Task instructions.
Copy the data precisely, keeping every character.

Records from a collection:

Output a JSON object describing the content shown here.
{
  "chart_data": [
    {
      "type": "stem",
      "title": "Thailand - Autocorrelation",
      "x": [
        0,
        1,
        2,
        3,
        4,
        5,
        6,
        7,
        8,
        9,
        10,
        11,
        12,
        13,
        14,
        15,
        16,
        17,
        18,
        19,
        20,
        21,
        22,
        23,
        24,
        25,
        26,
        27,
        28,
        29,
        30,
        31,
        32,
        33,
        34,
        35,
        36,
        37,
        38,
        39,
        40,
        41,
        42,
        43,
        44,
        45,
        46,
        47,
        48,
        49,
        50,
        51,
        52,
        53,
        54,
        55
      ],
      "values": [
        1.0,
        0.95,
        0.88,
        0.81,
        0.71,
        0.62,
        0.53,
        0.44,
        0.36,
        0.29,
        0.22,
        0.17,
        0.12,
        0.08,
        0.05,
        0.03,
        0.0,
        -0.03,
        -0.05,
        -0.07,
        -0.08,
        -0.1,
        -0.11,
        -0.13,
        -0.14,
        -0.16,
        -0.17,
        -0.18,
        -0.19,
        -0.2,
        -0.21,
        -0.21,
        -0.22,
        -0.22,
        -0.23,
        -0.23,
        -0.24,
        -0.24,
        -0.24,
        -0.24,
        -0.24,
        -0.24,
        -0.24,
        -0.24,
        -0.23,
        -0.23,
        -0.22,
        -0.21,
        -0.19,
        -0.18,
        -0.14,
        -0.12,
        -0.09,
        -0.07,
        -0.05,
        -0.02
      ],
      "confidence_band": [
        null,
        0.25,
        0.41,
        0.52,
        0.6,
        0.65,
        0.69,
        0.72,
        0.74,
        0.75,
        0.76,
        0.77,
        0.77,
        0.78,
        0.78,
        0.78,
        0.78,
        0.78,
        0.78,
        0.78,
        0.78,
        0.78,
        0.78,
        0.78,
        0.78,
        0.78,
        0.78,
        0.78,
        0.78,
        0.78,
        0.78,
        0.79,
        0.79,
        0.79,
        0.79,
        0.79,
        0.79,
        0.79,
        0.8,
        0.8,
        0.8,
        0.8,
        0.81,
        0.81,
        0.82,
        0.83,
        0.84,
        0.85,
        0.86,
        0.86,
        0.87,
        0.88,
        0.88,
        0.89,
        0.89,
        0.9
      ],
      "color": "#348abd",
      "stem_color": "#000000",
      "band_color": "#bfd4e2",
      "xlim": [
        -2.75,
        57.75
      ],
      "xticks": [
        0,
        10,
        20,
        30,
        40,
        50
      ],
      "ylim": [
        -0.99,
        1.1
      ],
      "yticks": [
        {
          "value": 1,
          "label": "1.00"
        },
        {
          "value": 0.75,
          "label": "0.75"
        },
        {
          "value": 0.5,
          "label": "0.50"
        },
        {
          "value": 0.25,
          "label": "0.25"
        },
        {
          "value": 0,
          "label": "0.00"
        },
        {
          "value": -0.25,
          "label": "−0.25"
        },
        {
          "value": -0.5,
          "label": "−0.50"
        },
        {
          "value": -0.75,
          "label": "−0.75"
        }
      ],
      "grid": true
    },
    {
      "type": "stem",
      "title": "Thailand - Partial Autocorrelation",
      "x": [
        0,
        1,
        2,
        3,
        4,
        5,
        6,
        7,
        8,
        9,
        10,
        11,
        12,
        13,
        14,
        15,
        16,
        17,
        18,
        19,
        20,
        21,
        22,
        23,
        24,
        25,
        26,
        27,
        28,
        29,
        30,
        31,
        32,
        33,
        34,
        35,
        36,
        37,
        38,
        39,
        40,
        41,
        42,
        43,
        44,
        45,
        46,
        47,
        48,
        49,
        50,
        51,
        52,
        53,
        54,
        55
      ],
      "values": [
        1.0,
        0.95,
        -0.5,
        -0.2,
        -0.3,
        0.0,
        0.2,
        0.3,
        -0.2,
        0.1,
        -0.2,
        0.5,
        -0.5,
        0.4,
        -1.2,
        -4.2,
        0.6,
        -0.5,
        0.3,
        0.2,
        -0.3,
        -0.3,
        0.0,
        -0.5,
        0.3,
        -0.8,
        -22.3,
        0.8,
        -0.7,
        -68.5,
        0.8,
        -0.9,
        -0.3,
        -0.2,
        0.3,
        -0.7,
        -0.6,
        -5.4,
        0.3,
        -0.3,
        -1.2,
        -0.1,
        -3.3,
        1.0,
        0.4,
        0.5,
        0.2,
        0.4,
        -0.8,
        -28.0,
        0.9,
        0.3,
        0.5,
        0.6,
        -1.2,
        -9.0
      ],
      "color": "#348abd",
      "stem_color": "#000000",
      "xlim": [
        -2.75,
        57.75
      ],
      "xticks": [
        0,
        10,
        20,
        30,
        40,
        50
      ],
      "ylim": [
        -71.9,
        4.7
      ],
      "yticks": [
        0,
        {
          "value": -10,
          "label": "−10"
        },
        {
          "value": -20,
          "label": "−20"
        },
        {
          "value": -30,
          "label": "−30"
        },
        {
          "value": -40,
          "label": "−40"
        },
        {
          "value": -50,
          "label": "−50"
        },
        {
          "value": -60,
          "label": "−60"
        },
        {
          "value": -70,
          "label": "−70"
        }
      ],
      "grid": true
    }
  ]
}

Solution for this problem.
Output a JSON object describing the content shown here.
{
  "chart_data": [
    {
      "type": "stem",
      "title": "Thailand - Autocorrelation",
      "x": [
        0,
        1,
        2,
        3,
        4,
        5,
        6,
        7,
        8,
        9,
        10,
        11,
        12,
        13,
        14,
        15,
        16,
        17,
        18,
        19,
        20,
        21,
        22,
        23,
        24,
        25,
        26,
        27,
        28,
        29,
        30,
        31,
        32,
        33,
        34,
        35,
        36,
        37,
        38,
        39,
        40,
        41,
        42,
        43,
        44,
        45,
        46,
        47,
        48,
        49,
        50,
        51,
        52,
        53,
        54,
        55
      ],
      "values": [
        1.0,
        0.95,
        0.88,
        0.81,
        0.71,
        0.62,
        0.53,
        0.44,
        0.36,
        0.29,
        0.22,
        0.17,
        0.12,
        0.08,
        0.05,
        0.03,
        0.0,
        -0.03,
        -0.05,
        -0.07,
        -0.08,
        -0.1,
        -0.11,
        -0.13,
        -0.14,
        -0.16,
        -0.17,
        -0.18,
        -0.19,
        -0.2,
        -0.21,
        -0.21,
        -0.22,
        -0.22,
        -0.23,
        -0.23,
        -0.24,
        -0.24,
        -0.24,
        -0.24,
        -0.24,
        -0.24,
        -0.24,
        -0.24,
        -0.23,
        -0.23,
        -0.22,
        -0.21,
        -0.19,
        -0.18,
        -0.14,
        -0.12,
        -0.09,
        -0.07,
        -0.05,
        -0.02
      ],
      "confidence_band": [
        null,
        0.25,
        0.41,
        0.52,
        0.6,
        0.65,
        0.69,
        0.72,
        0.74,
        0.75,
        0.76,
        0.77,
        0.77,
        0.78,
        0.78,
        0.78,
        0.78,
        0.78,
        0.78,
        0.78,
        0.78,
        0.78,
        0.78,
        0.78,
        0.78,
        0.78,
        0.78,
        0.78,
        0.78,
        0.78,
        0.78,
        0.79,
        0.79,
        0.79,
        0.79,
        0.79,
        0.79,
        0.79,
        0.8,
        0.8,
        0.8,
        0.8,
        0.81,
        0.81,
        0.82,
        0.83,
        0.84,
        0.85,
        0.86,
        0.86,
        0.87,
        0.88,
        0.88,
        0.89,
        0.89,
        0.9
      ],
      "color": "#348abd",
      "stem_color": "#000000",
      "band_color": "#bfd4e2",
      "xlim": [
        -2.75,
        57.75
      ],
      "xticks": [
        0,
        10,
        20,
        30,
        40,
        50
      ],
      "ylim": [
        -0.99,
        1.1
      ],
      "yticks": [
        {
          "value": 1,
          "label": "1.00"
        },
        {
          "value": 0.75,
          "label": "0.75"
        },
        {
          "value": 0.5,
          "label": "0.50"
        },
        {
          "value": 0.25,
          "label": "0.25"
        },
        {
          "value": 0,
          "label": "0.00"
        },
        {
          "value": -0.25,
          "label": "−0.25"
        },
        {
          "value": -0.5,
          "label": "−0.50"
        },
        {
          "value": -0.75,
          "label": "−0.75"
        }
      ],
      "grid": true
    },
    {
      "type": "stem",
      "title": "Thailand - Partial Autocorrelation",
      "x": [
        0,
        1,
        2,
        3,
        4,
        5,
        6,
        7,
        8,
        9,
        10,
        11,
        12,
        13,
        14,
        15,
        16,
        17,
        18,
        19,
        20,
        21,
        22,
        23,
        24,
        25,
        26,
        27,
        28,
        29,
        30,
        31,
        32,
        33,
        34,
        35,
        36,
        37,
        38,
        39,
        40,
        41,
        42,
        43,
        44,
        45,
        46,
        47,
        48,
        49,
        50,
        51,
        52,
        53,
        54,
        55
      ],
      "values": [
        1.0,
        0.95,
        -0.5,
        -0.2,
        -0.3,
        0.0,
        0.2,
        0.3,
        -0.2,
        0.1,
        -0.2,
        0.5,
        -0.5,
        0.4,
        -1.2,
        -4.2,
        0.6,
        -0.5,
        0.3,
        0.2,
        -0.3,
        -0.3,
        0.0,
        -0.5,
        0.3,
        -0.8,
        -22.3,
        0.8,
        -0.7,
        -68.5,
        0.8,
        -0.9,
        -0.3,
        -0.2,
        0.3,
        -0.7,
        -0.6,
        -5.4,
        0.3,
        -0.3,
        -1.2,
        -0.1,
        -3.3,
        1.0,
        0.4,
        0.5,
        0.2,
        0.4,
        -0.8,
        -28.0,
        0.9,
        0.3,
        0.5,
        0.6,
        -1.2,
        -9.0
      ],
      "color": "#348abd",
      "stem_color": "#000000",
      "xlim": [
        -2.75,
        57.75
      ],
      "xticks": [
        0,
        10,
        20,
        30,
        40,
        50
      ],
      "ylim": [
        -71.9,
        4.7
      ],
      "yticks": [
        0,
        {
          "value": -10,
          "label": "−10"
        },
        {
          "value": -20,
          "label": "−20"
        },
        {
          "value": -30,
          "label": "−30"
        },
        {
          "value": -40,
          "label": "−40"
        },
        {
          "value": -50,
          "label": "−50"
        },
        {
          "value": -60,
          "label": "−60"
        },
        {
          "value": -70,
          "label": "−70"
        }
      ],
      "grid": true
    }
  ]
}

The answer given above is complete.